What you should do: Could you write out every record below exactly, leaving out any pictures?

Structured figure records:
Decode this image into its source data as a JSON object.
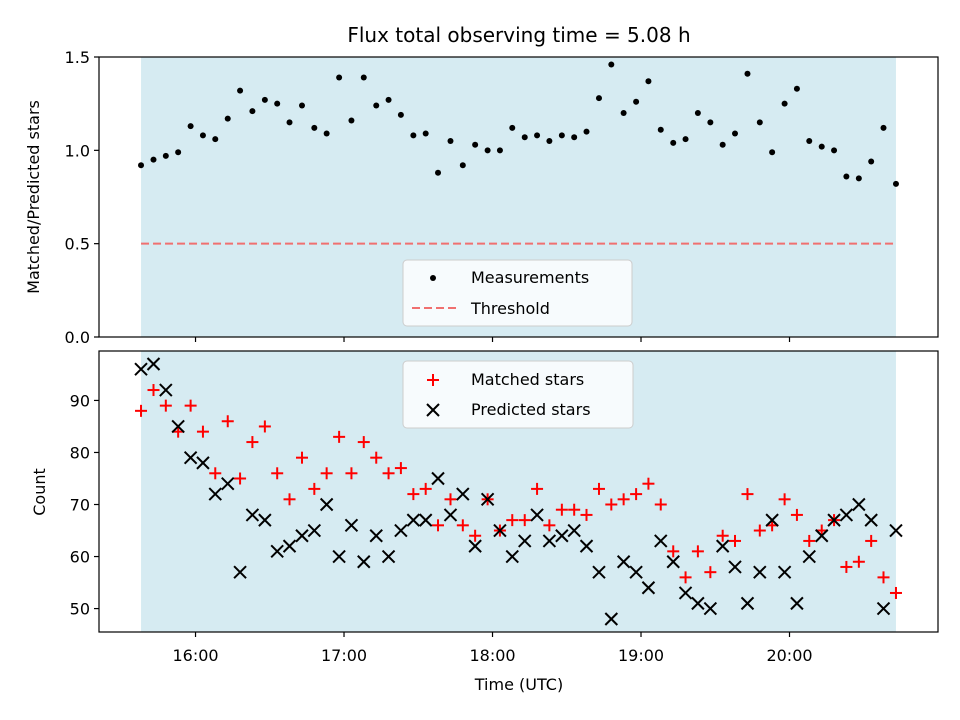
{
  "chart_data": [
    {
      "type": "scatter",
      "title": "Flux total observing time = 5.08 h",
      "ylabel": "Matched/Predicted stars",
      "ylim": [
        0,
        1.5
      ],
      "yticks": [
        "0.0",
        "0.5",
        "1.0",
        "1.5"
      ],
      "xlim_hours": [
        15.35,
        21.0
      ],
      "observing_window_hours": [
        15.633,
        20.717
      ],
      "grid": false,
      "legend_position": "bottom-center",
      "series": [
        {
          "name": "Measurements",
          "marker": "dot",
          "color": "#000000",
          "x_hours": [
            15.633,
            15.717,
            15.8,
            15.883,
            15.967,
            16.05,
            16.133,
            16.217,
            16.3,
            16.383,
            16.467,
            16.55,
            16.633,
            16.717,
            16.8,
            16.883,
            16.967,
            17.05,
            17.133,
            17.217,
            17.3,
            17.383,
            17.467,
            17.55,
            17.633,
            17.717,
            17.8,
            17.883,
            17.967,
            18.05,
            18.133,
            18.217,
            18.3,
            18.383,
            18.467,
            18.55,
            18.633,
            18.717,
            18.8,
            18.883,
            18.967,
            19.05,
            19.133,
            19.217,
            19.3,
            19.383,
            19.467,
            19.55,
            19.633,
            19.717,
            19.8,
            19.883,
            19.967,
            20.05,
            20.133,
            20.217,
            20.3,
            20.383,
            20.467,
            20.55,
            20.633,
            20.717
          ],
          "y": [
            0.92,
            0.95,
            0.97,
            0.99,
            1.13,
            1.08,
            1.06,
            1.17,
            1.32,
            1.21,
            1.27,
            1.25,
            1.15,
            1.24,
            1.12,
            1.09,
            1.39,
            1.16,
            1.39,
            1.24,
            1.27,
            1.19,
            1.08,
            1.09,
            0.88,
            1.05,
            0.92,
            1.03,
            1.0,
            1.0,
            1.12,
            1.07,
            1.08,
            1.05,
            1.08,
            1.07,
            1.1,
            1.28,
            1.46,
            1.2,
            1.26,
            1.37,
            1.11,
            1.04,
            1.06,
            1.2,
            1.15,
            1.03,
            1.09,
            1.41,
            1.15,
            0.99,
            1.25,
            1.33,
            1.05,
            1.02,
            1.0,
            0.86,
            0.85,
            0.94,
            1.12,
            0.82
          ]
        },
        {
          "name": "Threshold",
          "marker": "dashed-line",
          "color": "#f07070",
          "x_hours": [
            15.633,
            20.717
          ],
          "y": [
            0.5,
            0.5
          ]
        }
      ]
    },
    {
      "type": "scatter",
      "xlabel": "Time (UTC)",
      "ylabel": "Count",
      "ylim": [
        45.5,
        99.5
      ],
      "yticks": [
        "50",
        "60",
        "70",
        "80",
        "90"
      ],
      "xlim_hours": [
        15.35,
        21.0
      ],
      "xticks": [
        "16:00",
        "17:00",
        "18:00",
        "19:00",
        "20:00"
      ],
      "observing_window_hours": [
        15.633,
        20.717
      ],
      "grid": false,
      "legend_position": "top-center",
      "series": [
        {
          "name": "Matched stars",
          "marker": "plus",
          "color": "#ff0000",
          "x_hours": [
            15.633,
            15.717,
            15.8,
            15.883,
            15.967,
            16.05,
            16.133,
            16.217,
            16.3,
            16.383,
            16.467,
            16.55,
            16.633,
            16.717,
            16.8,
            16.883,
            16.967,
            17.05,
            17.133,
            17.217,
            17.3,
            17.383,
            17.467,
            17.55,
            17.633,
            17.717,
            17.8,
            17.883,
            17.967,
            18.05,
            18.133,
            18.217,
            18.3,
            18.383,
            18.467,
            18.55,
            18.633,
            18.717,
            18.8,
            18.883,
            18.967,
            19.05,
            19.133,
            19.217,
            19.3,
            19.383,
            19.467,
            19.55,
            19.633,
            19.717,
            19.8,
            19.883,
            19.967,
            20.05,
            20.133,
            20.217,
            20.3,
            20.383,
            20.467,
            20.55,
            20.633,
            20.717
          ],
          "y": [
            88,
            92,
            89,
            84,
            89,
            84,
            76,
            86,
            75,
            82,
            85,
            76,
            71,
            79,
            73,
            76,
            83,
            76,
            82,
            79,
            76,
            77,
            72,
            73,
            66,
            71,
            66,
            64,
            71,
            65,
            67,
            67,
            73,
            66,
            69,
            69,
            68,
            73,
            70,
            71,
            72,
            74,
            70,
            61,
            56,
            61,
            57,
            64,
            63,
            72,
            65,
            66,
            71,
            68,
            63,
            65,
            67,
            58,
            59,
            63,
            56,
            53
          ]
        },
        {
          "name": "Predicted stars",
          "marker": "x",
          "color": "#000000",
          "x_hours": [
            15.633,
            15.717,
            15.8,
            15.883,
            15.967,
            16.05,
            16.133,
            16.217,
            16.3,
            16.383,
            16.467,
            16.55,
            16.633,
            16.717,
            16.8,
            16.883,
            16.967,
            17.05,
            17.133,
            17.217,
            17.3,
            17.383,
            17.467,
            17.55,
            17.633,
            17.717,
            17.8,
            17.883,
            17.967,
            18.05,
            18.133,
            18.217,
            18.3,
            18.383,
            18.467,
            18.55,
            18.633,
            18.717,
            18.8,
            18.883,
            18.967,
            19.05,
            19.133,
            19.217,
            19.3,
            19.383,
            19.467,
            19.55,
            19.633,
            19.717,
            19.8,
            19.883,
            19.967,
            20.05,
            20.133,
            20.217,
            20.3,
            20.383,
            20.467,
            20.55,
            20.633,
            20.717
          ],
          "y": [
            96,
            97,
            92,
            85,
            79,
            78,
            72,
            74,
            57,
            68,
            67,
            61,
            62,
            64,
            65,
            70,
            60,
            66,
            59,
            64,
            60,
            65,
            67,
            67,
            75,
            68,
            72,
            62,
            71,
            65,
            60,
            63,
            68,
            63,
            64,
            65,
            62,
            57,
            48,
            59,
            57,
            54,
            63,
            59,
            53,
            51,
            50,
            62,
            58,
            51,
            57,
            67,
            57,
            51,
            60,
            64,
            67,
            68,
            70,
            67,
            50,
            65
          ]
        }
      ]
    }
  ]
}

Solution:
Decode this image into its source data as a JSON object.
{
  "chart_data": [
    {
      "type": "scatter",
      "title": "Flux total observing time = 5.08 h",
      "ylabel": "Matched/Predicted stars",
      "ylim": [
        0,
        1.5
      ],
      "yticks": [
        "0.0",
        "0.5",
        "1.0",
        "1.5"
      ],
      "xlim_hours": [
        15.35,
        21.0
      ],
      "observing_window_hours": [
        15.633,
        20.717
      ],
      "grid": false,
      "legend_position": "bottom-center",
      "series": [
        {
          "name": "Measurements",
          "marker": "dot",
          "color": "#000000",
          "x_hours": [
            15.633,
            15.717,
            15.8,
            15.883,
            15.967,
            16.05,
            16.133,
            16.217,
            16.3,
            16.383,
            16.467,
            16.55,
            16.633,
            16.717,
            16.8,
            16.883,
            16.967,
            17.05,
            17.133,
            17.217,
            17.3,
            17.383,
            17.467,
            17.55,
            17.633,
            17.717,
            17.8,
            17.883,
            17.967,
            18.05,
            18.133,
            18.217,
            18.3,
            18.383,
            18.467,
            18.55,
            18.633,
            18.717,
            18.8,
            18.883,
            18.967,
            19.05,
            19.133,
            19.217,
            19.3,
            19.383,
            19.467,
            19.55,
            19.633,
            19.717,
            19.8,
            19.883,
            19.967,
            20.05,
            20.133,
            20.217,
            20.3,
            20.383,
            20.467,
            20.55,
            20.633,
            20.717
          ],
          "y": [
            0.92,
            0.95,
            0.97,
            0.99,
            1.13,
            1.08,
            1.06,
            1.17,
            1.32,
            1.21,
            1.27,
            1.25,
            1.15,
            1.24,
            1.12,
            1.09,
            1.39,
            1.16,
            1.39,
            1.24,
            1.27,
            1.19,
            1.08,
            1.09,
            0.88,
            1.05,
            0.92,
            1.03,
            1.0,
            1.0,
            1.12,
            1.07,
            1.08,
            1.05,
            1.08,
            1.07,
            1.1,
            1.28,
            1.46,
            1.2,
            1.26,
            1.37,
            1.11,
            1.04,
            1.06,
            1.2,
            1.15,
            1.03,
            1.09,
            1.41,
            1.15,
            0.99,
            1.25,
            1.33,
            1.05,
            1.02,
            1.0,
            0.86,
            0.85,
            0.94,
            1.12,
            0.82
          ]
        },
        {
          "name": "Threshold",
          "marker": "dashed-line",
          "color": "#f07070",
          "x_hours": [
            15.633,
            20.717
          ],
          "y": [
            0.5,
            0.5
          ]
        }
      ]
    },
    {
      "type": "scatter",
      "xlabel": "Time (UTC)",
      "ylabel": "Count",
      "ylim": [
        45.5,
        99.5
      ],
      "yticks": [
        "50",
        "60",
        "70",
        "80",
        "90"
      ],
      "xlim_hours": [
        15.35,
        21.0
      ],
      "xticks": [
        "16:00",
        "17:00",
        "18:00",
        "19:00",
        "20:00"
      ],
      "observing_window_hours": [
        15.633,
        20.717
      ],
      "grid": false,
      "legend_position": "top-center",
      "series": [
        {
          "name": "Matched stars",
          "marker": "plus",
          "color": "#ff0000",
          "x_hours": [
            15.633,
            15.717,
            15.8,
            15.883,
            15.967,
            16.05,
            16.133,
            16.217,
            16.3,
            16.383,
            16.467,
            16.55,
            16.633,
            16.717,
            16.8,
            16.883,
            16.967,
            17.05,
            17.133,
            17.217,
            17.3,
            17.383,
            17.467,
            17.55,
            17.633,
            17.717,
            17.8,
            17.883,
            17.967,
            18.05,
            18.133,
            18.217,
            18.3,
            18.383,
            18.467,
            18.55,
            18.633,
            18.717,
            18.8,
            18.883,
            18.967,
            19.05,
            19.133,
            19.217,
            19.3,
            19.383,
            19.467,
            19.55,
            19.633,
            19.717,
            19.8,
            19.883,
            19.967,
            20.05,
            20.133,
            20.217,
            20.3,
            20.383,
            20.467,
            20.55,
            20.633,
            20.717
          ],
          "y": [
            88,
            92,
            89,
            84,
            89,
            84,
            76,
            86,
            75,
            82,
            85,
            76,
            71,
            79,
            73,
            76,
            83,
            76,
            82,
            79,
            76,
            77,
            72,
            73,
            66,
            71,
            66,
            64,
            71,
            65,
            67,
            67,
            73,
            66,
            69,
            69,
            68,
            73,
            70,
            71,
            72,
            74,
            70,
            61,
            56,
            61,
            57,
            64,
            63,
            72,
            65,
            66,
            71,
            68,
            63,
            65,
            67,
            58,
            59,
            63,
            56,
            53
          ]
        },
        {
          "name": "Predicted stars",
          "marker": "x",
          "color": "#000000",
          "x_hours": [
            15.633,
            15.717,
            15.8,
            15.883,
            15.967,
            16.05,
            16.133,
            16.217,
            16.3,
            16.383,
            16.467,
            16.55,
            16.633,
            16.717,
            16.8,
            16.883,
            16.967,
            17.05,
            17.133,
            17.217,
            17.3,
            17.383,
            17.467,
            17.55,
            17.633,
            17.717,
            17.8,
            17.883,
            17.967,
            18.05,
            18.133,
            18.217,
            18.3,
            18.383,
            18.467,
            18.55,
            18.633,
            18.717,
            18.8,
            18.883,
            18.967,
            19.05,
            19.133,
            19.217,
            19.3,
            19.383,
            19.467,
            19.55,
            19.633,
            19.717,
            19.8,
            19.883,
            19.967,
            20.05,
            20.133,
            20.217,
            20.3,
            20.383,
            20.467,
            20.55,
            20.633,
            20.717
          ],
          "y": [
            96,
            97,
            92,
            85,
            79,
            78,
            72,
            74,
            57,
            68,
            67,
            61,
            62,
            64,
            65,
            70,
            60,
            66,
            59,
            64,
            60,
            65,
            67,
            67,
            75,
            68,
            72,
            62,
            71,
            65,
            60,
            63,
            68,
            63,
            64,
            65,
            62,
            57,
            48,
            59,
            57,
            54,
            63,
            59,
            53,
            51,
            50,
            62,
            58,
            51,
            57,
            67,
            57,
            51,
            60,
            64,
            67,
            68,
            70,
            67,
            50,
            65
          ]
        }
      ]
    }
  ]
}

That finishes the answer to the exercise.